Output, please, every line from the line that holds "What data populates" to the end, exactly as written.

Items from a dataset
########
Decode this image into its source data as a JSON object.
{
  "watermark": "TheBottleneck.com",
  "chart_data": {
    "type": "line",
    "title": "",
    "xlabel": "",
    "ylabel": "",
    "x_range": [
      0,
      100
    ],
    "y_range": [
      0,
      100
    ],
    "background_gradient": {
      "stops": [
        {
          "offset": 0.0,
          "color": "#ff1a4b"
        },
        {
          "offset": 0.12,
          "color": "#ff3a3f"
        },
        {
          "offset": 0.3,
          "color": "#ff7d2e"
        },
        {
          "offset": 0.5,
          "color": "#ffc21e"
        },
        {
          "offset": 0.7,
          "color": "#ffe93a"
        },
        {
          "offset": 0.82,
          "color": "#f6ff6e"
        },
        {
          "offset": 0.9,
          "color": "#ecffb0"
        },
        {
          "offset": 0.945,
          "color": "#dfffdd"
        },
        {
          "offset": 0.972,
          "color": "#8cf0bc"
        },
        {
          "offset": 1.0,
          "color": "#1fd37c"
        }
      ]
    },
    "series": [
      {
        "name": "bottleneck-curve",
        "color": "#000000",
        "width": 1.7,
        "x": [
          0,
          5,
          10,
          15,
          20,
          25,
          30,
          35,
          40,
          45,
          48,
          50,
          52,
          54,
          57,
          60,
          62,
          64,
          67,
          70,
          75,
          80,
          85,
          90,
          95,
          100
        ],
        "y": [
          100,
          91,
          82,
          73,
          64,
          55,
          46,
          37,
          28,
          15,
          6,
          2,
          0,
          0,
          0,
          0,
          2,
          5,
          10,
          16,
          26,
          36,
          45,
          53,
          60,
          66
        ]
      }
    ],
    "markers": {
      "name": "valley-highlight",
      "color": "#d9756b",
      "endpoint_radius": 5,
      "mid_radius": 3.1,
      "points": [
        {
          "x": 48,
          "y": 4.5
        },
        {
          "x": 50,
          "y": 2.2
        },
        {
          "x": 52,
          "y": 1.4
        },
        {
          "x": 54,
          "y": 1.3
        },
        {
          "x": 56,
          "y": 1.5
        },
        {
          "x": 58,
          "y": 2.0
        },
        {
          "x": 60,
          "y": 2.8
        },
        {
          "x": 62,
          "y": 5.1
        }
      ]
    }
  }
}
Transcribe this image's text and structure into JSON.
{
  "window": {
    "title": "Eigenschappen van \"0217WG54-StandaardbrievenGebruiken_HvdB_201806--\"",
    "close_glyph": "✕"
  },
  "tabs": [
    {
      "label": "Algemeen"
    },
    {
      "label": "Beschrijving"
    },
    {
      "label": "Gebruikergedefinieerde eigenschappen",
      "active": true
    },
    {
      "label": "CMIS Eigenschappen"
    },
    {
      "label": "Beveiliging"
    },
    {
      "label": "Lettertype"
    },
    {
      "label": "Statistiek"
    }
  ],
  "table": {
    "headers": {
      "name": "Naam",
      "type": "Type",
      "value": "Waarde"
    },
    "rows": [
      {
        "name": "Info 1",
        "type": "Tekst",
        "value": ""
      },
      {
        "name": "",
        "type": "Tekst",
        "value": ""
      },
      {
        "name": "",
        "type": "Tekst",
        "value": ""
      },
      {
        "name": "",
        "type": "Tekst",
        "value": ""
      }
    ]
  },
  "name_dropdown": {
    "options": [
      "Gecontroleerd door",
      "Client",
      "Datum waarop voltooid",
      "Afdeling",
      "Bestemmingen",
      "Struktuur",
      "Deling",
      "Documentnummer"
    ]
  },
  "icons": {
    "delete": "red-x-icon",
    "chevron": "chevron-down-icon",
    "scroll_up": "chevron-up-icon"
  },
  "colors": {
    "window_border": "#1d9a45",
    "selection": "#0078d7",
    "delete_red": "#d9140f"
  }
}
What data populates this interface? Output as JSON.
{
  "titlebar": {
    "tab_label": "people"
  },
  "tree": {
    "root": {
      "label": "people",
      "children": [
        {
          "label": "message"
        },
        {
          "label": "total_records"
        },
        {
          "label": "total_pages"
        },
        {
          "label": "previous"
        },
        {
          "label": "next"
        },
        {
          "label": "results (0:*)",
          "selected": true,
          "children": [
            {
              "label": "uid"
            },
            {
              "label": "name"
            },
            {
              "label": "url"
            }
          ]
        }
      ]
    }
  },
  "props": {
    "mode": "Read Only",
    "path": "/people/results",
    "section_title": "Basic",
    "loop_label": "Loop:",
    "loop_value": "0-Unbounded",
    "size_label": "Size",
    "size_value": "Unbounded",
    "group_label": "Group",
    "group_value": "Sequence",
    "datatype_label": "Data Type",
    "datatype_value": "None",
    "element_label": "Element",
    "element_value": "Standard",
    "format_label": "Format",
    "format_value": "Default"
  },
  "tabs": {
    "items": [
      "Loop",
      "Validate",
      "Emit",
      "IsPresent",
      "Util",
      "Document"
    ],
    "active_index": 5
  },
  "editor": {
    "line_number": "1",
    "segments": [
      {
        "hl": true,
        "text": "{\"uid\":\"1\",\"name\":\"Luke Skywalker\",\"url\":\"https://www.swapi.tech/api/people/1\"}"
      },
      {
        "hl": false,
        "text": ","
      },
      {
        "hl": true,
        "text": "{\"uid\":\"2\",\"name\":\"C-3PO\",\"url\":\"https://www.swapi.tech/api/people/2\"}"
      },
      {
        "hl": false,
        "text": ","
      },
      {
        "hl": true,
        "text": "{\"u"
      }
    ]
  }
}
########
# EXERCISE SOLUTION
What data populates this interface? Output as JSON.
{
  "titlebar": {
    "tab_label": "people"
  },
  "tree": {
    "root": {
      "label": "people",
      "children": [
        {
          "label": "message"
        },
        {
          "label": "total_records"
        },
        {
          "label": "total_pages"
        },
        {
          "label": "previous"
        },
        {
          "label": "next"
        },
        {
          "label": "results (0:*)",
          "selected": true,
          "children": [
            {
              "label": "uid"
            },
            {
              "label": "name"
            },
            {
              "label": "url"
            }
          ]
        }
      ]
    }
  },
  "props": {
    "mode": "Read Only",
    "path": "/people/results",
    "section_title": "Basic",
    "loop_label": "Loop:",
    "loop_value": "0-Unbounded",
    "size_label": "Size",
    "size_value": "Unbounded",
    "group_label": "Group",
    "group_value": "Sequence",
    "datatype_label": "Data Type",
    "datatype_value": "None",
    "element_label": "Element",
    "element_value": "Standard",
    "format_label": "Format",
    "format_value": "Default"
  },
  "tabs": {
    "items": [
      "Loop",
      "Validate",
      "Emit",
      "IsPresent",
      "Util",
      "Document"
    ],
    "active_index": 5
  },
  "editor": {
    "line_number": "1",
    "segments": [
      {
        "hl": true,
        "text": "{\"uid\":\"1\",\"name\":\"Luke Skywalker\",\"url\":\"https://www.swapi.tech/api/people/1\"}"
      },
      {
        "hl": false,
        "text": ","
      },
      {
        "hl": true,
        "text": "{\"uid\":\"2\",\"name\":\"C-3PO\",\"url\":\"https://www.swapi.tech/api/people/2\"}"
      },
      {
        "hl": false,
        "text": ","
      },
      {
        "hl": true,
        "text": "{\"u"
      }
    ]
  }
}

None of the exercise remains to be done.